#### [Entries]
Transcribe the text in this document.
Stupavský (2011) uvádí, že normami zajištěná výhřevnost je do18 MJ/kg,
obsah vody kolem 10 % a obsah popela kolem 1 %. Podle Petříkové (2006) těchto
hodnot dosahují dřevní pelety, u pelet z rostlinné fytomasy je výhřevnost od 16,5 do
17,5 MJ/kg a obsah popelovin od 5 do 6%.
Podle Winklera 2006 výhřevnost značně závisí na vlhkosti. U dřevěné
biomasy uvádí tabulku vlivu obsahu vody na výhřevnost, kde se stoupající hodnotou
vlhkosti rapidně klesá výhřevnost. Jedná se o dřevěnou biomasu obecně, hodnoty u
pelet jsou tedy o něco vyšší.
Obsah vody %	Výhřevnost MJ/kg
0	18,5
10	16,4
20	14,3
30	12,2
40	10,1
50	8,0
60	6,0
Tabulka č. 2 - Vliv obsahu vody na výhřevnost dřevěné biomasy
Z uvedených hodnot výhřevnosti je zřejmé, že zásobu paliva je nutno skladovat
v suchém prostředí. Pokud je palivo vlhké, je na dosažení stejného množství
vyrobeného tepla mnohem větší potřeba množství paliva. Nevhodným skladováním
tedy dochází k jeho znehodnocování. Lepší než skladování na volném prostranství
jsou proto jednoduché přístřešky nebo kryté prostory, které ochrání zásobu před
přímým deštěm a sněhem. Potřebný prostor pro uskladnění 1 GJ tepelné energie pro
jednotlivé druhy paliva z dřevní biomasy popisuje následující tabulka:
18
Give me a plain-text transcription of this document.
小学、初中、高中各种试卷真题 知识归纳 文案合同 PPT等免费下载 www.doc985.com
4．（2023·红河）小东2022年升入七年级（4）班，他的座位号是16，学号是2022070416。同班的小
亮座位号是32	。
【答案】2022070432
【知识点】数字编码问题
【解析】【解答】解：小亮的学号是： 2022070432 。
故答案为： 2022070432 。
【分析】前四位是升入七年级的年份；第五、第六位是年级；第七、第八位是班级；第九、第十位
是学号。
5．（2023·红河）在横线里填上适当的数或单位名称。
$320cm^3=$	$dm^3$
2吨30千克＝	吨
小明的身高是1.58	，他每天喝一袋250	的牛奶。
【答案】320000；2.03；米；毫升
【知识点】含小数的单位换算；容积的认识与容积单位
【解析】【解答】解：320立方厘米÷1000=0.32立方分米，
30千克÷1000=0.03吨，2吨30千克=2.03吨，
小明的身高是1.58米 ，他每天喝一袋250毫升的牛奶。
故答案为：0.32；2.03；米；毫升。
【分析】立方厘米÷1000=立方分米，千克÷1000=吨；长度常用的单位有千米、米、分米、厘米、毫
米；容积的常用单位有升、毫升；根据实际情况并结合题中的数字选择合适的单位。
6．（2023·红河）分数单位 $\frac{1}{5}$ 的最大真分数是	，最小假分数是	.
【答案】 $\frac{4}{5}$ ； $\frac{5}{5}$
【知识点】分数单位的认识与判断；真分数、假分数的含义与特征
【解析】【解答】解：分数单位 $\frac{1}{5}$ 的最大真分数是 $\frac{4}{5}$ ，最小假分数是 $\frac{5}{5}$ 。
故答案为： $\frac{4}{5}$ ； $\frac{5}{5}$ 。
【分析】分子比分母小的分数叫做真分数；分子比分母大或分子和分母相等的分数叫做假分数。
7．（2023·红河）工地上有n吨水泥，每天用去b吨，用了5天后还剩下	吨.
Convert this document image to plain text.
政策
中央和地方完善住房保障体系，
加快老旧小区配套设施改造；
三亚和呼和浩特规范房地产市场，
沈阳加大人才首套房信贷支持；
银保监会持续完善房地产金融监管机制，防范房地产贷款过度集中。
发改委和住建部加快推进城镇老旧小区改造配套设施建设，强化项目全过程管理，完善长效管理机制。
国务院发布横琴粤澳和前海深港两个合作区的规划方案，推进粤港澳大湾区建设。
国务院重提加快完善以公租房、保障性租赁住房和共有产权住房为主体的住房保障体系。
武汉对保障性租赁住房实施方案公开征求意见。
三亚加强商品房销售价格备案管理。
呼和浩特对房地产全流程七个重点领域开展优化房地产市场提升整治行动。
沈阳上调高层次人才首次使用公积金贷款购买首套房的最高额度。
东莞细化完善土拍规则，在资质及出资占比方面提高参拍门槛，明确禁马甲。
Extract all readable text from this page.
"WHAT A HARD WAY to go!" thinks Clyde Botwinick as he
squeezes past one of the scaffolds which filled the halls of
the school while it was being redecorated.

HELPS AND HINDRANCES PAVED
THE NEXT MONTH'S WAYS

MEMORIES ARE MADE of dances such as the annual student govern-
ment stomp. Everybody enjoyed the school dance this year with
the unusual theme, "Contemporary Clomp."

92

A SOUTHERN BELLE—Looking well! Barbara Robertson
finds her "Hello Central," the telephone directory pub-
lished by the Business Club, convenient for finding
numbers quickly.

#### [Aim]
Output the whole listing above again, word for word.

#### [Task output]
Transcribe the text in this document.
Stupavský (2011) uvádí, že normami zajištěná výhřevnost je do18 MJ/kg,
obsah vody kolem 10 % a obsah popela kolem 1 %. Podle Petříkové (2006) těchto
hodnot dosahují dřevní pelety, u pelet z rostlinné fytomasy je výhřevnost od 16,5 do
17,5 MJ/kg a obsah popelovin od 5 do 6%.
Podle Winklera 2006 výhřevnost značně závisí na vlhkosti. U dřevěné
biomasy uvádí tabulku vlivu obsahu vody na výhřevnost, kde se stoupající hodnotou
vlhkosti rapidně klesá výhřevnost. Jedná se o dřevěnou biomasu obecně, hodnoty u
pelet jsou tedy o něco vyšší.
Obsah vody %	Výhřevnost MJ/kg
0	18,5
10	16,4
20	14,3
30	12,2
40	10,1
50	8,0
60	6,0
Tabulka č. 2 - Vliv obsahu vody na výhřevnost dřevěné biomasy
Z uvedených hodnot výhřevnosti je zřejmé, že zásobu paliva je nutno skladovat
v suchém prostředí. Pokud je palivo vlhké, je na dosažení stejného množství
vyrobeného tepla mnohem větší potřeba množství paliva. Nevhodným skladováním
tedy dochází k jeho znehodnocování. Lepší než skladování na volném prostranství
jsou proto jednoduché přístřešky nebo kryté prostory, které ochrání zásobu před
přímým deštěm a sněhem. Potřebný prostor pro uskladnění 1 GJ tepelné energie pro
jednotlivé druhy paliva z dřevní biomasy popisuje následující tabulka:
18
Give me a plain-text transcription of this document.
小学、初中、高中各种试卷真题 知识归纳 文案合同 PPT等免费下载 www.doc985.com
4．（2023·红河）小东2022年升入七年级（4）班，他的座位号是16，学号是2022070416。同班的小
亮座位号是32	。
【答案】2022070432
【知识点】数字编码问题
【解析】【解答】解：小亮的学号是： 2022070432 。
故答案为： 2022070432 。
【分析】前四位是升入七年级的年份；第五、第六位是年级；第七、第八位是班级；第九、第十位
是学号。
5．（2023·红河）在横线里填上适当的数或单位名称。
$320cm^3=$	$dm^3$
2吨30千克＝	吨
小明的身高是1.58	，他每天喝一袋250	的牛奶。
【答案】320000；2.03；米；毫升
【知识点】含小数的单位换算；容积的认识与容积单位
【解析】【解答】解：320立方厘米÷1000=0.32立方分米，
30千克÷1000=0.03吨，2吨30千克=2.03吨，
小明的身高是1.58米 ，他每天喝一袋250毫升的牛奶。
故答案为：0.32；2.03；米；毫升。
【分析】立方厘米÷1000=立方分米，千克÷1000=吨；长度常用的单位有千米、米、分米、厘米、毫
米；容积的常用单位有升、毫升；根据实际情况并结合题中的数字选择合适的单位。
6．（2023·红河）分数单位 $\frac{1}{5}$ 的最大真分数是	，最小假分数是	.
【答案】 $\frac{4}{5}$ ； $\frac{5}{5}$
【知识点】分数单位的认识与判断；真分数、假分数的含义与特征
【解析】【解答】解：分数单位 $\frac{1}{5}$ 的最大真分数是 $\frac{4}{5}$ ，最小假分数是 $\frac{5}{5}$ 。
故答案为： $\frac{4}{5}$ ； $\frac{5}{5}$ 。
【分析】分子比分母小的分数叫做真分数；分子比分母大或分子和分母相等的分数叫做假分数。
7．（2023·红河）工地上有n吨水泥，每天用去b吨，用了5天后还剩下	吨.
Convert this document image to plain text.
政策
中央和地方完善住房保障体系，
加快老旧小区配套设施改造；
三亚和呼和浩特规范房地产市场，
沈阳加大人才首套房信贷支持；
银保监会持续完善房地产金融监管机制，防范房地产贷款过度集中。
发改委和住建部加快推进城镇老旧小区改造配套设施建设，强化项目全过程管理，完善长效管理机制。
国务院发布横琴粤澳和前海深港两个合作区的规划方案，推进粤港澳大湾区建设。
国务院重提加快完善以公租房、保障性租赁住房和共有产权住房为主体的住房保障体系。
武汉对保障性租赁住房实施方案公开征求意见。
三亚加强商品房销售价格备案管理。
呼和浩特对房地产全流程七个重点领域开展优化房地产市场提升整治行动。
沈阳上调高层次人才首次使用公积金贷款购买首套房的最高额度。
东莞细化完善土拍规则，在资质及出资占比方面提高参拍门槛，明确禁马甲。
Extract all readable text from this page.
"WHAT A HARD WAY to go!" thinks Clyde Botwinick as he
squeezes past one of the scaffolds which filled the halls of
the school while it was being redecorated.

HELPS AND HINDRANCES PAVED
THE NEXT MONTH'S WAYS

MEMORIES ARE MADE of dances such as the annual student govern-
ment stomp. Everybody enjoyed the school dance this year with
the unusual theme, "Contemporary Clomp."

92

A SOUTHERN BELLE—Looking well! Barbara Robertson
finds her "Hello Central," the telephone directory pub-
lished by the Business Club, convenient for finding
numbers quickly.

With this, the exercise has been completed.